## [Task objective]
Show every line where "горячей" occurs.
BEGIN Task data
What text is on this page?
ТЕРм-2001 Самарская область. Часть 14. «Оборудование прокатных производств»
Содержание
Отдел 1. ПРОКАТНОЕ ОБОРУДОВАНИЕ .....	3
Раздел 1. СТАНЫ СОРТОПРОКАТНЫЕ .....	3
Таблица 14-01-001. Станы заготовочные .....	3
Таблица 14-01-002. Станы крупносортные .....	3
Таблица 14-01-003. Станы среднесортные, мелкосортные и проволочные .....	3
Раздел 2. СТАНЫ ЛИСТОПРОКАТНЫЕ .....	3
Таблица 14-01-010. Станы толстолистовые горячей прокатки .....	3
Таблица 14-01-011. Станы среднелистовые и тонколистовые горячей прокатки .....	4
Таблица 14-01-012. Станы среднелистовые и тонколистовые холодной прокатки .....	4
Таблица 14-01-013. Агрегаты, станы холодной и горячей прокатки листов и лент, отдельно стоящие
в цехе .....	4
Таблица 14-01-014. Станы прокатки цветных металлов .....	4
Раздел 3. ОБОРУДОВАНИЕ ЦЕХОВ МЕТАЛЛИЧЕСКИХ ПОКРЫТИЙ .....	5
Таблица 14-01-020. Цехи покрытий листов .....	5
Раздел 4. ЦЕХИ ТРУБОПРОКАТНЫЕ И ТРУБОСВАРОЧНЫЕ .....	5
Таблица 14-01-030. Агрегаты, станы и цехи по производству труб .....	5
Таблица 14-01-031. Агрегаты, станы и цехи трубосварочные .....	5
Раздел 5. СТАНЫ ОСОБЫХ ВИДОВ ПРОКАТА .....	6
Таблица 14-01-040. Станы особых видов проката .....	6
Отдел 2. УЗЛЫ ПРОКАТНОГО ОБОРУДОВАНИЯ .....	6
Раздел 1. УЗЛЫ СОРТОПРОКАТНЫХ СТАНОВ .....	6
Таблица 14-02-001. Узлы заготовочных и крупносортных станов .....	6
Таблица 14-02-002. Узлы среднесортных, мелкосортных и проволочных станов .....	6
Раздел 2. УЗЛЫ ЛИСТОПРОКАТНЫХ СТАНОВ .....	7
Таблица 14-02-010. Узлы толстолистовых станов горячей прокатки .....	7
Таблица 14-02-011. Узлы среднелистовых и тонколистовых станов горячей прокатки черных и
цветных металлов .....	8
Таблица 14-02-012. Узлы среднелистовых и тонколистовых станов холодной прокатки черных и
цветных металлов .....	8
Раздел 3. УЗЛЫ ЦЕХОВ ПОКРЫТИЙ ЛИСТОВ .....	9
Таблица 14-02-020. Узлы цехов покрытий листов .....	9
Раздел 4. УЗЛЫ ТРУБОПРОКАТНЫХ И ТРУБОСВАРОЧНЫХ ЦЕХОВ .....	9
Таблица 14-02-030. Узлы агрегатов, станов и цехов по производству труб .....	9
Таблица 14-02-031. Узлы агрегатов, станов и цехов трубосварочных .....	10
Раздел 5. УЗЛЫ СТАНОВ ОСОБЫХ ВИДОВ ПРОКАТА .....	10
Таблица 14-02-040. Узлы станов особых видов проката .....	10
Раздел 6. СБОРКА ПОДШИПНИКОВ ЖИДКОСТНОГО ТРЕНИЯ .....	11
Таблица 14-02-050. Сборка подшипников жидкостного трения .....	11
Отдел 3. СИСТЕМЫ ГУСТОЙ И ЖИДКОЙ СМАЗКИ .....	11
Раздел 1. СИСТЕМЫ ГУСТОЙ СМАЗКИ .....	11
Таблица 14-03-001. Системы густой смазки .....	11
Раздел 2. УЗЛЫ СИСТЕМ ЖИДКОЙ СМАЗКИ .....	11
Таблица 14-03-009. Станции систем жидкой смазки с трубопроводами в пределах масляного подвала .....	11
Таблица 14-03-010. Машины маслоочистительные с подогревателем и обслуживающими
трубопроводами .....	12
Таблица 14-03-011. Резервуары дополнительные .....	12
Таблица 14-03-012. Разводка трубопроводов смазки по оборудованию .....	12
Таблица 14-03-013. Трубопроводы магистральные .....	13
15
END Task data
## [Exercise solution]
Таблица 14-01-010. Станы толстолистовые горячей прокатки .....	3
Таблица 14-01-011. Станы среднелистовые и тонколистовые горячей прокатки .....	4
Таблица 14-01-013. Агрегаты, станы холодной и горячей прокатки листов и лент, отдельно стоящие
Таблица 14-02-010. Узлы толстолистовых станов горячей прокатки .....	7
Таблица 14-02-011. Узлы среднелистовых и тонколистовых станов горячей прокатки черных и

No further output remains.